■ STATED TASK: Look through the listing and locate every line containing the word "regular"; copy those lines.

-*-

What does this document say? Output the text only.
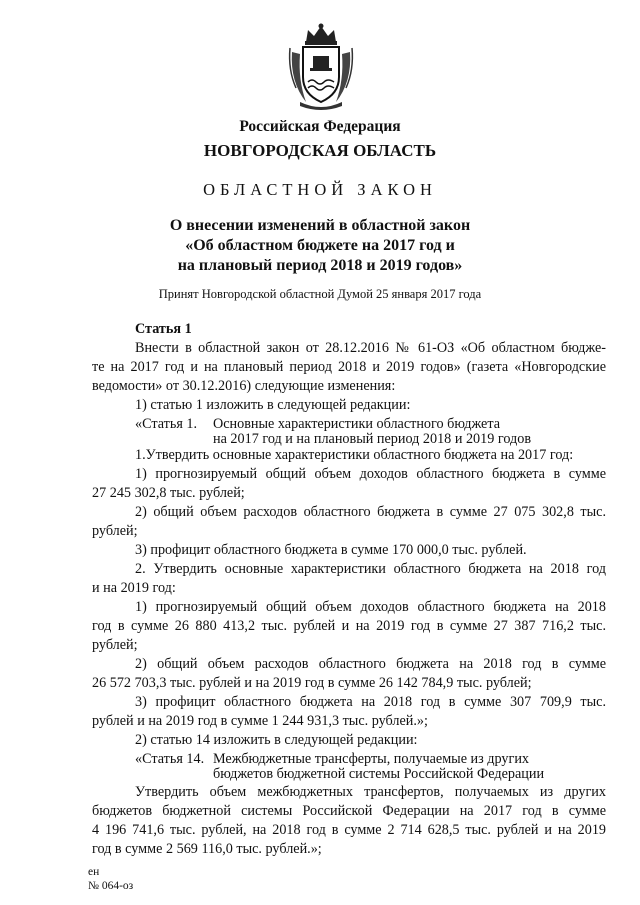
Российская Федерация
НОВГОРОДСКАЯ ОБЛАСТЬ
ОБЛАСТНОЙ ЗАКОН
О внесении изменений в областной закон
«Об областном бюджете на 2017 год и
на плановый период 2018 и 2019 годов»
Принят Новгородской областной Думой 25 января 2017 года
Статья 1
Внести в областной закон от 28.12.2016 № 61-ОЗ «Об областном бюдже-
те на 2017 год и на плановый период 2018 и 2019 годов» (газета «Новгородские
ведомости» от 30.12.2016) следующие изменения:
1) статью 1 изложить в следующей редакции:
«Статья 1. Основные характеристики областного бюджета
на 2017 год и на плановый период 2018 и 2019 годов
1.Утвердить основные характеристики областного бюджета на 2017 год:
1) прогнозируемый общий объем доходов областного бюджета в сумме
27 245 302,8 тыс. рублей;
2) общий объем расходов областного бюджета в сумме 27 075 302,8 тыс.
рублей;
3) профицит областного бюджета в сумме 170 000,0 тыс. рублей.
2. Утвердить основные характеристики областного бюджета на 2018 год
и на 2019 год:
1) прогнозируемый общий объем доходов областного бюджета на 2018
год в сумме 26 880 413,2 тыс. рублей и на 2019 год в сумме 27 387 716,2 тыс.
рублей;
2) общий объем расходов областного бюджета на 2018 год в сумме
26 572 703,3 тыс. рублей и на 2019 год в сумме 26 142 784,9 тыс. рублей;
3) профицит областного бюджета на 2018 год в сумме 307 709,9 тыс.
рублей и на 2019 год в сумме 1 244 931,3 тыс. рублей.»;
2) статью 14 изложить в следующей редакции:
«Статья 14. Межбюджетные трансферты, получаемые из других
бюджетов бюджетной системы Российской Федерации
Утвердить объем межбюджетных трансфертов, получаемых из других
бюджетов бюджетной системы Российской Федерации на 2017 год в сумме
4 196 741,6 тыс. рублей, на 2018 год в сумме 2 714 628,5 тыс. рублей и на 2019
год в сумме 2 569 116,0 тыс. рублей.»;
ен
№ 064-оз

-*-

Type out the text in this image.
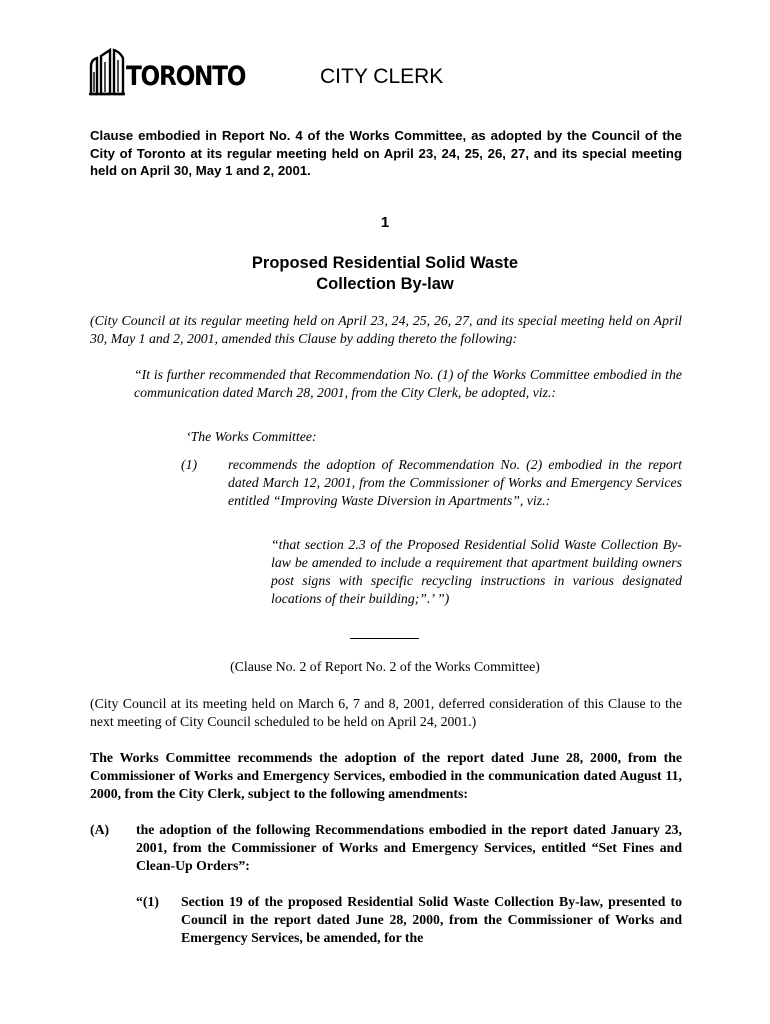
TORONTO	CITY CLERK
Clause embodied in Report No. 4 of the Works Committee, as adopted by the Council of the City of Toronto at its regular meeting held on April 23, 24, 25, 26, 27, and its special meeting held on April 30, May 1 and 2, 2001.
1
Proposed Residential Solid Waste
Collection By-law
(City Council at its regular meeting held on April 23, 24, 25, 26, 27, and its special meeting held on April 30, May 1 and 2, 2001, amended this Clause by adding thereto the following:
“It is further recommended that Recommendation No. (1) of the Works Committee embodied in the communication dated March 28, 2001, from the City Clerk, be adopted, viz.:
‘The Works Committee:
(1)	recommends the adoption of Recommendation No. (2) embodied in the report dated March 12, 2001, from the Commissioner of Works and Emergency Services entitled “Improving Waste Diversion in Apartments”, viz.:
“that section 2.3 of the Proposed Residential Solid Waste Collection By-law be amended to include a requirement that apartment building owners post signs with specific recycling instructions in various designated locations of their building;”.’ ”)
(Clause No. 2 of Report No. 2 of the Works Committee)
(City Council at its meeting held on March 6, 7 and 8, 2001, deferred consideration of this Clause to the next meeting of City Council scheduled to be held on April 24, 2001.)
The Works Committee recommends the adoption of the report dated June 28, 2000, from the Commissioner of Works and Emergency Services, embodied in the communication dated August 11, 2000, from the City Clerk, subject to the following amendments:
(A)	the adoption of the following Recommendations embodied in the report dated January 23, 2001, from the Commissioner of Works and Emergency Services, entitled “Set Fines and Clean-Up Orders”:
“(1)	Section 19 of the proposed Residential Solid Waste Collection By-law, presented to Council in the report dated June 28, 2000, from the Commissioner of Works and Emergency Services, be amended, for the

-*-

■ TASK SOLUTION:
Clause embodied in Report No. 4 of the Works Committee, as adopted by the Council of the City of Toronto at its regular meeting held on April 23, 24, 25, 26, 27, and its special meeting held on April 30, May 1 and 2, 2001.
(City Council at its regular meeting held on April 23, 24, 25, 26, 27, and its special meeting held on April 30, May 1 and 2, 2001, amended this Clause by adding thereto the following:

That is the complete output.